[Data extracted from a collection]
☆ ☆ ☆ ☆ ☆ ☆ ☆

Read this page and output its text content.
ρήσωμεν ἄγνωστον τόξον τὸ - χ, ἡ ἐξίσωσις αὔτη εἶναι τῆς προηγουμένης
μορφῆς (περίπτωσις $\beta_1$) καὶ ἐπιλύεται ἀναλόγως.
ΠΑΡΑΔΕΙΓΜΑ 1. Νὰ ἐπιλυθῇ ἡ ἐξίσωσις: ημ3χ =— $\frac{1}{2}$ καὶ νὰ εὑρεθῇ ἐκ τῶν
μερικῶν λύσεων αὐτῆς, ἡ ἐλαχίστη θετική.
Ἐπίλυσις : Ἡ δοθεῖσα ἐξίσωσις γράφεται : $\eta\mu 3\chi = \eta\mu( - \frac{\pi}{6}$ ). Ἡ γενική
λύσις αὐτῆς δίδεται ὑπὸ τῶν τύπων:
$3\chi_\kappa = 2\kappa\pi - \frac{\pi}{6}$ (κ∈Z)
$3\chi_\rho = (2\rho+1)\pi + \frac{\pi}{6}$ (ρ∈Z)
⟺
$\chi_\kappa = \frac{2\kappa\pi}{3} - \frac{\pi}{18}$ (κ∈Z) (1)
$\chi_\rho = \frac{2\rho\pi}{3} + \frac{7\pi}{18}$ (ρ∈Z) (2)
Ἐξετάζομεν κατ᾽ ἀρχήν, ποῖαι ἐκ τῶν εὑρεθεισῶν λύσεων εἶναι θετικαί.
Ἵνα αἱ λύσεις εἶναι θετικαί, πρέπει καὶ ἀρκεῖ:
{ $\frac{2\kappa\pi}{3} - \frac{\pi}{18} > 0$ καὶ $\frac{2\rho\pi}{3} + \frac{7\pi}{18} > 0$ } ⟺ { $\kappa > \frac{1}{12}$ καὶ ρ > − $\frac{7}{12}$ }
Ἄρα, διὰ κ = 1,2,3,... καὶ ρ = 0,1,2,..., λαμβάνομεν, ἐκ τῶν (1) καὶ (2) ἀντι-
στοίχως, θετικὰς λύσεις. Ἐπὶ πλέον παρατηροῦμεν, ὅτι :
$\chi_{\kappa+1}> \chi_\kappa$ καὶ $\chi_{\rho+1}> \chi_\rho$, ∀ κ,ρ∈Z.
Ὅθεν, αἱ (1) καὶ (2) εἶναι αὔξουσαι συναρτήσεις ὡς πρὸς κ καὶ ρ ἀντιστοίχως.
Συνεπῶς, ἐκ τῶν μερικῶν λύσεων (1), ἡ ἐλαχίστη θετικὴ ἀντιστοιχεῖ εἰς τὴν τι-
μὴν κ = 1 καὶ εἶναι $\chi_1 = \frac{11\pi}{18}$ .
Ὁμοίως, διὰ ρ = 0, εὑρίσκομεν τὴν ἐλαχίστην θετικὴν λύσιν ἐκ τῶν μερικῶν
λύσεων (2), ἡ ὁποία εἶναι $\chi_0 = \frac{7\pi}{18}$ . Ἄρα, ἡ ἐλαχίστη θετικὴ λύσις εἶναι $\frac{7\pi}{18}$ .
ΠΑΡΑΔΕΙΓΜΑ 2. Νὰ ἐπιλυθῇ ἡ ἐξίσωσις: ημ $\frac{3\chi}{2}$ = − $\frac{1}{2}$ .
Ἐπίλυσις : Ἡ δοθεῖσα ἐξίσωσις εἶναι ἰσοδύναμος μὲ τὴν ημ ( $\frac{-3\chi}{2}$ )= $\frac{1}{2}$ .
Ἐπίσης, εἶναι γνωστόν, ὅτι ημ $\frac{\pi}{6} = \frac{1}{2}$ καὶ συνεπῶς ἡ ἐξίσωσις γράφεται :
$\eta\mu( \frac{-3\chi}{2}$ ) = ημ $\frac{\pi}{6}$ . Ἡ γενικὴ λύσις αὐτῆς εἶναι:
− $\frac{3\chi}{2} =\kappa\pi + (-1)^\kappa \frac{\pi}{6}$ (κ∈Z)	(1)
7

☆ ☆ ☆ ☆ ☆ ☆ ☆

_What is required_: Return every line holding the word "δοθεῖσα" from the records.

_Output_:
Ἐπίλυσις : Ἡ δοθεῖσα ἐξίσωσις γράφεται : $\eta\mu 3\chi = \eta\mu( - \frac{\pi}{6}$ ). Ἡ γενική
Ἐπίλυσις : Ἡ δοθεῖσα ἐξίσωσις εἶναι ἰσοδύναμος μὲ τὴν ημ ( $\frac{-3\chi}{2}$ )= $\frac{1}{2}$ .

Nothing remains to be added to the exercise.